The request: Please output the records below in full, exactly as given, but without the images.

[Dataset items]
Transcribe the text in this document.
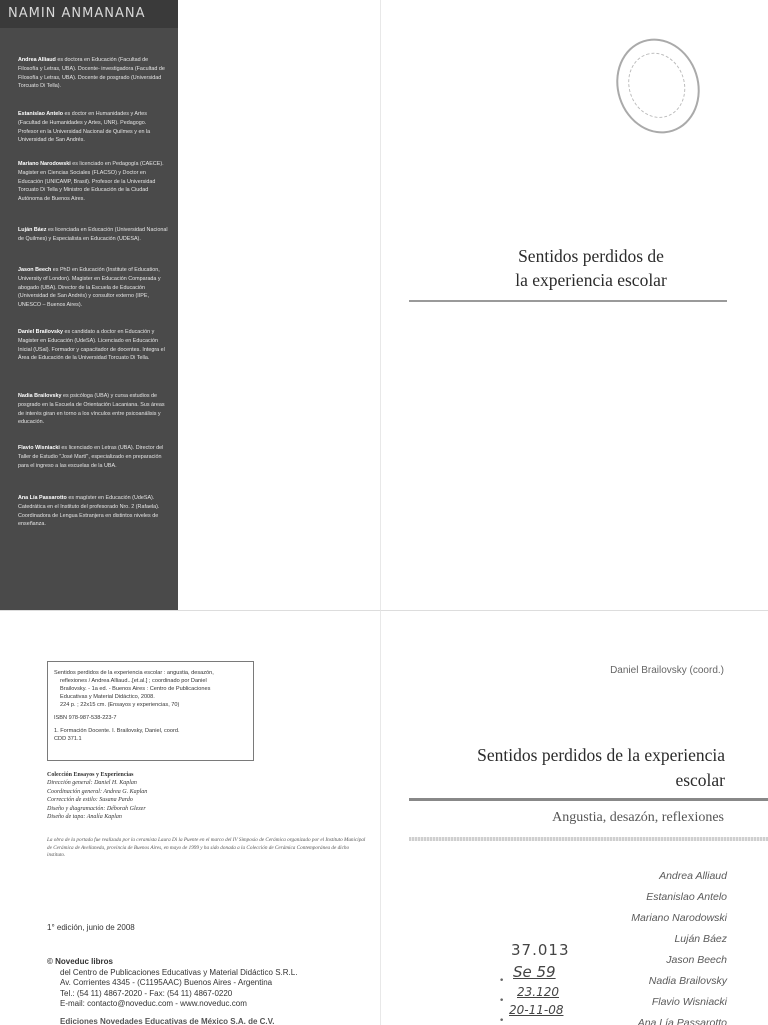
NAMIN ANMANANA
Andrea Alliaud es doctora en Educación (Facultad de Filosofía y Letras, UBA). Docente- investigadora (Facultad de Filosofía y Letras, UBA). Docente de posgrado (Universidad Torcuato Di Tella).
Estanislao Antelo es doctor en Humanidades y Artes (Facultad de Humanidades y Artes, UNR). Pedagogo. Profesor en la Universidad Nacional de Quilmes y en la Universidad de San Andrés.
Mariano Narodowski es licenciado en Pedagogía (CAECE). Magister en Ciencias Sociales (FLACSO) y Doctor en Educación (UNICAMP, Brasil). Profesor de la Universidad Torcuato Di Tella y Ministro de Educación de la Ciudad Autónoma de Buenos Aires.
Luján Báez es licenciada en Educación (Universidad Nacional de Quilmes) y Especialista en Educación (UDESA).
Jason Beech es PhD en Educación (Institute of Education, University of London). Magister en Educación Comparada y abogado (UBA). Director de la Escuela de Educación (Universidad de San Andrés) y consultor externo (IIPE, UNESCO – Buenos Aires).
Daniel Brailovsky es candidato a doctor en Educación y Magister en Educación (UdeSA). Licenciado en Educación Inicial (USal). Formador y capacitador de docentes. Integra el Área de Educación de la Universidad Torcuato Di Tella.
Nadia Brailovsky es psicóloga (UBA) y cursa estudios de posgrado en la Escuela de Orientación Lacaniana. Sus áreas de interés giran en torno a los vínculos entre psicoanálisis y educación.
Flavio Wisniacki es licenciado en Letras (UBA). Director del Taller de Estudio "José Martí", especializado en preparación para el ingreso a las escuelas de la UBA.
Ana Lía Passarotto es magíster en Educación (UdeSA). Catedrática en el Instituto del profesorado Nro. 2 (Rafaela). Coordinadora de Lengua Extranjera en distintos niveles de enseñanza.
Sentidos perdidos de
la experiencia escolar

Sentidos perdidos de la experiencia escolar : angustia, desazón,
reflexiones / Andrea Alliaud...[et.al.] ; coordinado por Daniel
Brailovsky. - 1a ed. - Buenos Aires : Centro de Publicaciones
Educativas y Material Didáctico, 2008.
224 p. ; 22x15 cm. (Ensayos y experiencias, 70)

ISBN 978-987-538-223-7

1. Formación Docente. I. Brailovsky, Daniel, coord.
CDD 371.1

Colección Ensayos y Experiencias
Dirección general: Daniel H. Kaplan
Coordinación general: Andrea G. Kaplan
Corrección de estilo: Susana Pardo
Diseño y diagramación: Déborah Glezer
Diseño de tapa: Analía Kaplan
La obra de la portada fue realizada por la ceramista Laura Di la Puente en el marco del IV Simposio de Cerámica organizado por el Instituto Municipal de Cerámica de Avellaneda, provincia de Buenos Aires, en mayo de 1999 y ha sido donada a la Colección de Cerámica Contemporánea de dicho instituto.
1° edición, junio de 2008
© Noveduc libros
del Centro de Publicaciones Educativas y Material Didáctico S.R.L.
Av. Corrientes 4345 - (C1195AAC) Buenos Aires - Argentina
Tel.: (54 11) 4867-2020 - Fax: (54 11) 4867-0220
E-mail: contacto@noveduc.com - www.noveduc.com
Ediciones Novedades Educativas de México S.A. de C.V.
Daniel Brailovsky (coord.)
Sentidos perdidos de la experiencia
escolar
Angustia, desazón, reflexiones
Andrea Alliaud
Estanislao Antelo
Mariano Narodowski
Luján Báez
Jason Beech
Nadia Brailovsky
Flavio Wisniacki
Ana Lía Passarotto
•
•
•
37.013
Se 59
23.120
20-11-08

Solution for this task:
Transcribe the text in this document.
NAMIN ANMANANA
Andrea Alliaud es doctora en Educación (Facultad de Filosofía y Letras, UBA). Docente- investigadora (Facultad de Filosofía y Letras, UBA). Docente de posgrado (Universidad Torcuato Di Tella).
Estanislao Antelo es doctor en Humanidades y Artes (Facultad de Humanidades y Artes, UNR). Pedagogo. Profesor en la Universidad Nacional de Quilmes y en la Universidad de San Andrés.
Mariano Narodowski es licenciado en Pedagogía (CAECE). Magister en Ciencias Sociales (FLACSO) y Doctor en Educación (UNICAMP, Brasil). Profesor de la Universidad Torcuato Di Tella y Ministro de Educación de la Ciudad Autónoma de Buenos Aires.
Luján Báez es licenciada en Educación (Universidad Nacional de Quilmes) y Especialista en Educación (UDESA).
Jason Beech es PhD en Educación (Institute of Education, University of London). Magister en Educación Comparada y abogado (UBA). Director de la Escuela de Educación (Universidad de San Andrés) y consultor externo (IIPE, UNESCO – Buenos Aires).
Daniel Brailovsky es candidato a doctor en Educación y Magister en Educación (UdeSA). Licenciado en Educación Inicial (USal). Formador y capacitador de docentes. Integra el Área de Educación de la Universidad Torcuato Di Tella.
Nadia Brailovsky es psicóloga (UBA) y cursa estudios de posgrado en la Escuela de Orientación Lacaniana. Sus áreas de interés giran en torno a los vínculos entre psicoanálisis y educación.
Flavio Wisniacki es licenciado en Letras (UBA). Director del Taller de Estudio "José Martí", especializado en preparación para el ingreso a las escuelas de la UBA.
Ana Lía Passarotto es magíster en Educación (UdeSA). Catedrática en el Instituto del profesorado Nro. 2 (Rafaela). Coordinadora de Lengua Extranjera en distintos niveles de enseñanza.
Sentidos perdidos de
la experiencia escolar

Sentidos perdidos de la experiencia escolar : angustia, desazón,
reflexiones / Andrea Alliaud...[et.al.] ; coordinado por Daniel
Brailovsky. - 1a ed. - Buenos Aires : Centro de Publicaciones
Educativas y Material Didáctico, 2008.
224 p. ; 22x15 cm. (Ensayos y experiencias, 70)

ISBN 978-987-538-223-7

1. Formación Docente. I. Brailovsky, Daniel, coord.
CDD 371.1

Colección Ensayos y Experiencias
Dirección general: Daniel H. Kaplan
Coordinación general: Andrea G. Kaplan
Corrección de estilo: Susana Pardo
Diseño y diagramación: Déborah Glezer
Diseño de tapa: Analía Kaplan
La obra de la portada fue realizada por la ceramista Laura Di la Puente en el marco del IV Simposio de Cerámica organizado por el Instituto Municipal de Cerámica de Avellaneda, provincia de Buenos Aires, en mayo de 1999 y ha sido donada a la Colección de Cerámica Contemporánea de dicho instituto.
1° edición, junio de 2008
© Noveduc libros
del Centro de Publicaciones Educativas y Material Didáctico S.R.L.
Av. Corrientes 4345 - (C1195AAC) Buenos Aires - Argentina
Tel.: (54 11) 4867-2020 - Fax: (54 11) 4867-0220
E-mail: contacto@noveduc.com - www.noveduc.com
Ediciones Novedades Educativas de México S.A. de C.V.
Daniel Brailovsky (coord.)
Sentidos perdidos de la experiencia
escolar
Angustia, desazón, reflexiones
Andrea Alliaud
Estanislao Antelo
Mariano Narodowski
Luján Báez
Jason Beech
Nadia Brailovsky
Flavio Wisniacki
Ana Lía Passarotto
•
•
•
37.013
Se 59
23.120
20-11-08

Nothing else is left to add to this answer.